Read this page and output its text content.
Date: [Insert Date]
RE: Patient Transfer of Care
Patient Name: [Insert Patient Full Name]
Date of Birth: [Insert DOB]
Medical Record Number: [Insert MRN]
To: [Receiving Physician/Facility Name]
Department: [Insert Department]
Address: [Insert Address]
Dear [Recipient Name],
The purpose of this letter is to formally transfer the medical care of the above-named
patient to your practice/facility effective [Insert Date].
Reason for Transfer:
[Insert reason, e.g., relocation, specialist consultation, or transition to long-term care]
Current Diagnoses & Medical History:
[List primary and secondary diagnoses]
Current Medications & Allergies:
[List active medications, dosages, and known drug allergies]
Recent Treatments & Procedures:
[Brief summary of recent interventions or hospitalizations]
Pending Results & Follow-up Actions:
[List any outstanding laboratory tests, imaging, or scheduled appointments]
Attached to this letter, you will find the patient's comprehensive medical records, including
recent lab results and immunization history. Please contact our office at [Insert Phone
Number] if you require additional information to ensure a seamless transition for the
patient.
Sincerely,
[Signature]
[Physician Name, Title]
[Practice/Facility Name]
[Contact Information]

[WHAT THIS TASK INVOLVES]: Write the material out again in its entirety, exactly as shown.

[COMPLETE RESPONSE]:
Read this page and output its text content.
Date: [Insert Date]
RE: Patient Transfer of Care
Patient Name: [Insert Patient Full Name]
Date of Birth: [Insert DOB]
Medical Record Number: [Insert MRN]
To: [Receiving Physician/Facility Name]
Department: [Insert Department]
Address: [Insert Address]
Dear [Recipient Name],
The purpose of this letter is to formally transfer the medical care of the above-named
patient to your practice/facility effective [Insert Date].
Reason for Transfer:
[Insert reason, e.g., relocation, specialist consultation, or transition to long-term care]
Current Diagnoses & Medical History:
[List primary and secondary diagnoses]
Current Medications & Allergies:
[List active medications, dosages, and known drug allergies]
Recent Treatments & Procedures:
[Brief summary of recent interventions or hospitalizations]
Pending Results & Follow-up Actions:
[List any outstanding laboratory tests, imaging, or scheduled appointments]
Attached to this letter, you will find the patient's comprehensive medical records, including
recent lab results and immunization history. Please contact our office at [Insert Phone
Number] if you require additional information to ensure a seamless transition for the
patient.
Sincerely,
[Signature]
[Physician Name, Title]
[Practice/Facility Name]
[Contact Information]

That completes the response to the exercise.